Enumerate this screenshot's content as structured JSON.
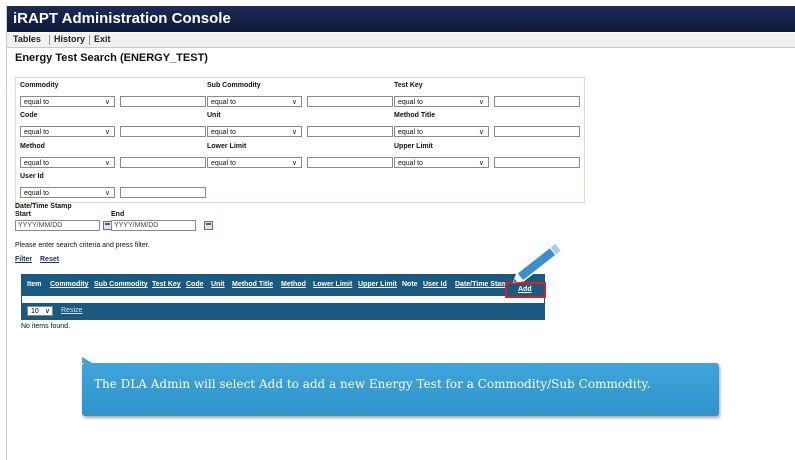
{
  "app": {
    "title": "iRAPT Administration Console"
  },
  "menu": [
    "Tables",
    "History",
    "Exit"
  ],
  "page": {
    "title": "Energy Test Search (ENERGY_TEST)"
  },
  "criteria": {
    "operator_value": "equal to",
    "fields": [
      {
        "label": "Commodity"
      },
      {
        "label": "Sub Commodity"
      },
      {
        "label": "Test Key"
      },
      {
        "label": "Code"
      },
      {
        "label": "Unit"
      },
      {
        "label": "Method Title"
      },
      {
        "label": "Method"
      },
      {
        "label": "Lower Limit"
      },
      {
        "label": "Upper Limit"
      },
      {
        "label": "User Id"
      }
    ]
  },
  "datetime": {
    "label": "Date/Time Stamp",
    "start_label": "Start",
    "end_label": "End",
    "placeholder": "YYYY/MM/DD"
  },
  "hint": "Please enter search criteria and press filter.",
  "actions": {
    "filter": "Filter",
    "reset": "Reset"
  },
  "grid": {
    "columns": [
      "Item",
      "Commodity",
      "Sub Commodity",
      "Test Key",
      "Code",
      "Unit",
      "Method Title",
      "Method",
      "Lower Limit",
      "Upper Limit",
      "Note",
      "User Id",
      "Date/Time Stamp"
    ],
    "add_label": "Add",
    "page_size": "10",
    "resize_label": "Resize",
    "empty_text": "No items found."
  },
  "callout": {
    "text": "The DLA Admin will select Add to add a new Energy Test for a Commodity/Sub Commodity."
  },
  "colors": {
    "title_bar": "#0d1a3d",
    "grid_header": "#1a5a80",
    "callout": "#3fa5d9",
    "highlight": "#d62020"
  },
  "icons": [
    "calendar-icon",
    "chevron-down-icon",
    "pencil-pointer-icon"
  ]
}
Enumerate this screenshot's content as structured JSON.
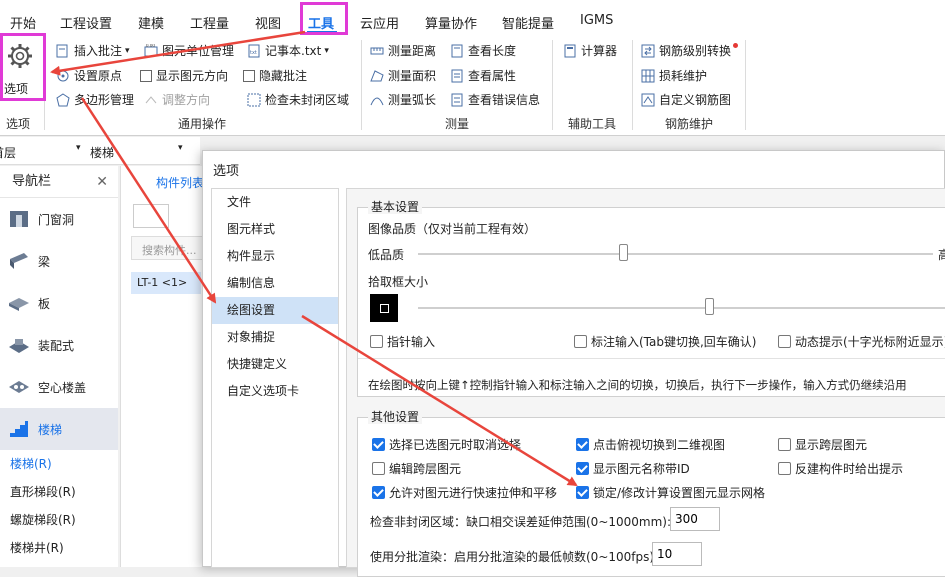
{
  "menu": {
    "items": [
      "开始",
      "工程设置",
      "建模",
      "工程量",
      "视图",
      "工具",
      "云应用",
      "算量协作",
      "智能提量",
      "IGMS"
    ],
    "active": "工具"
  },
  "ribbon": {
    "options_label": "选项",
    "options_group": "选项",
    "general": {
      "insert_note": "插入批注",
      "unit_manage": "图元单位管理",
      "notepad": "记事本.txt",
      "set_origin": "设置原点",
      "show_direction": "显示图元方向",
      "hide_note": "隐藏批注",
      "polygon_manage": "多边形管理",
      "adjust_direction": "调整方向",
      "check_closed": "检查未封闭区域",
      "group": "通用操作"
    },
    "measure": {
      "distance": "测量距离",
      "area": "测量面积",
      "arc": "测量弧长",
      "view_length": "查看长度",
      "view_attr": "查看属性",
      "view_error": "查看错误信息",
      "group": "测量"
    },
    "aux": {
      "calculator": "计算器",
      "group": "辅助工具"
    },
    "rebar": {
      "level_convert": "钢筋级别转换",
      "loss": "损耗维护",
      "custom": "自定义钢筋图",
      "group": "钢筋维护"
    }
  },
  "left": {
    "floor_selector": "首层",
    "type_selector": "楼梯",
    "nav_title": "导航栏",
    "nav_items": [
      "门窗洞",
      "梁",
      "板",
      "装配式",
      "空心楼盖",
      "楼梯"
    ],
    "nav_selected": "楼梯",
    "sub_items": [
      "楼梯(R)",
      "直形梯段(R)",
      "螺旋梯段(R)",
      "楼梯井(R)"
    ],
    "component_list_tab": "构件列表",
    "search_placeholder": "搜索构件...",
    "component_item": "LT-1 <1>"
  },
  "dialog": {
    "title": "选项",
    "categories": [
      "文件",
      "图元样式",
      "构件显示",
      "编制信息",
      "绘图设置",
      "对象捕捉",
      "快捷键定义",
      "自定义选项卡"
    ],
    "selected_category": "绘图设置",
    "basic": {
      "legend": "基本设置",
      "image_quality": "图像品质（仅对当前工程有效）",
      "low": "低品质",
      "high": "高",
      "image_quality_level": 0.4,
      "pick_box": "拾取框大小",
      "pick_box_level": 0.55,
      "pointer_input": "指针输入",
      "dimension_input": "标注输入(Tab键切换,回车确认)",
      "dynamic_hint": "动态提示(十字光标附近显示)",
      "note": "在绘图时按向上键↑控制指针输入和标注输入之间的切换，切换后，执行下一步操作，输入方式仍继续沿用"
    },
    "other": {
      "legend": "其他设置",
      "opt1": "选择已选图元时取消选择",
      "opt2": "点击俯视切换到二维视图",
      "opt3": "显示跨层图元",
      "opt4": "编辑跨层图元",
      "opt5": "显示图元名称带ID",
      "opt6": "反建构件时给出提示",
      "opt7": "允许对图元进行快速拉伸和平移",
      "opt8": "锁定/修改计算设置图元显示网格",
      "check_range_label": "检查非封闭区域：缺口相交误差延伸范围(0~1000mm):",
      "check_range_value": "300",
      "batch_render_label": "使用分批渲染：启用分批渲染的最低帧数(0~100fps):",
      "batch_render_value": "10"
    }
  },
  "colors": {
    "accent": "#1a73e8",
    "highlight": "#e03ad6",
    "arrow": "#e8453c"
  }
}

● ● ●

_Given exercise:_ Write out the entries above word for word. Do not include the pictures.

_Response to this exercise:_
Enumerate this screenshot's content as structured JSON.
{
  "app": {
    "title": "iRAPT Administration Console"
  },
  "menu": [
    "Tables",
    "History",
    "Exit"
  ],
  "page": {
    "title": "Energy Test Search (ENERGY_TEST)"
  },
  "criteria": {
    "operator_value": "equal to",
    "fields": [
      {
        "label": "Commodity"
      },
      {
        "label": "Sub Commodity"
      },
      {
        "label": "Test Key"
      },
      {
        "label": "Code"
      },
      {
        "label": "Unit"
      },
      {
        "label": "Method Title"
      },
      {
        "label": "Method"
      },
      {
        "label": "Lower Limit"
      },
      {
        "label": "Upper Limit"
      },
      {
        "label": "User Id"
      }
    ]
  },
  "datetime": {
    "label": "Date/Time Stamp",
    "start_label": "Start",
    "end_label": "End",
    "placeholder": "YYYY/MM/DD"
  },
  "hint": "Please enter search criteria and press filter.",
  "actions": {
    "filter": "Filter",
    "reset": "Reset"
  },
  "grid": {
    "columns": [
      "Item",
      "Commodity",
      "Sub Commodity",
      "Test Key",
      "Code",
      "Unit",
      "Method Title",
      "Method",
      "Lower Limit",
      "Upper Limit",
      "Note",
      "User Id",
      "Date/Time Stamp"
    ],
    "add_label": "Add",
    "page_size": "10",
    "resize_label": "Resize",
    "empty_text": "No items found."
  },
  "callout": {
    "text": "The DLA Admin will select Add to add a new Energy Test for a Commodity/Sub Commodity."
  },
  "colors": {
    "title_bar": "#0d1a3d",
    "grid_header": "#1a5a80",
    "callout": "#3fa5d9",
    "highlight": "#d62020"
  },
  "icons": [
    "calendar-icon",
    "chevron-down-icon",
    "pencil-pointer-icon"
  ]
}
Enumerate this screenshot's content as structured JSON.
{
  "menu": {
    "items": [
      "开始",
      "工程设置",
      "建模",
      "工程量",
      "视图",
      "工具",
      "云应用",
      "算量协作",
      "智能提量",
      "IGMS"
    ],
    "active": "工具"
  },
  "ribbon": {
    "options_label": "选项",
    "options_group": "选项",
    "general": {
      "insert_note": "插入批注",
      "unit_manage": "图元单位管理",
      "notepad": "记事本.txt",
      "set_origin": "设置原点",
      "show_direction": "显示图元方向",
      "hide_note": "隐藏批注",
      "polygon_manage": "多边形管理",
      "adjust_direction": "调整方向",
      "check_closed": "检查未封闭区域",
      "group": "通用操作"
    },
    "measure": {
      "distance": "测量距离",
      "area": "测量面积",
      "arc": "测量弧长",
      "view_length": "查看长度",
      "view_attr": "查看属性",
      "view_error": "查看错误信息",
      "group": "测量"
    },
    "aux": {
      "calculator": "计算器",
      "group": "辅助工具"
    },
    "rebar": {
      "level_convert": "钢筋级别转换",
      "loss": "损耗维护",
      "custom": "自定义钢筋图",
      "group": "钢筋维护"
    }
  },
  "left": {
    "floor_selector": "首层",
    "type_selector": "楼梯",
    "nav_title": "导航栏",
    "nav_items": [
      "门窗洞",
      "梁",
      "板",
      "装配式",
      "空心楼盖",
      "楼梯"
    ],
    "nav_selected": "楼梯",
    "sub_items": [
      "楼梯(R)",
      "直形梯段(R)",
      "螺旋梯段(R)",
      "楼梯井(R)"
    ],
    "component_list_tab": "构件列表",
    "search_placeholder": "搜索构件...",
    "component_item": "LT-1 <1>"
  },
  "dialog": {
    "title": "选项",
    "categories": [
      "文件",
      "图元样式",
      "构件显示",
      "编制信息",
      "绘图设置",
      "对象捕捉",
      "快捷键定义",
      "自定义选项卡"
    ],
    "selected_category": "绘图设置",
    "basic": {
      "legend": "基本设置",
      "image_quality": "图像品质（仅对当前工程有效）",
      "low": "低品质",
      "high": "高",
      "image_quality_level": 0.4,
      "pick_box": "拾取框大小",
      "pick_box_level": 0.55,
      "pointer_input": "指针输入",
      "dimension_input": "标注输入(Tab键切换,回车确认)",
      "dynamic_hint": "动态提示(十字光标附近显示)",
      "note": "在绘图时按向上键↑控制指针输入和标注输入之间的切换，切换后，执行下一步操作，输入方式仍继续沿用"
    },
    "other": {
      "legend": "其他设置",
      "opt1": "选择已选图元时取消选择",
      "opt2": "点击俯视切换到二维视图",
      "opt3": "显示跨层图元",
      "opt4": "编辑跨层图元",
      "opt5": "显示图元名称带ID",
      "opt6": "反建构件时给出提示",
      "opt7": "允许对图元进行快速拉伸和平移",
      "opt8": "锁定/修改计算设置图元显示网格",
      "check_range_label": "检查非封闭区域：缺口相交误差延伸范围(0~1000mm):",
      "check_range_value": "300",
      "batch_render_label": "使用分批渲染：启用分批渲染的最低帧数(0~100fps):",
      "batch_render_value": "10"
    }
  },
  "colors": {
    "accent": "#1a73e8",
    "highlight": "#e03ad6",
    "arrow": "#e8453c"
  }
}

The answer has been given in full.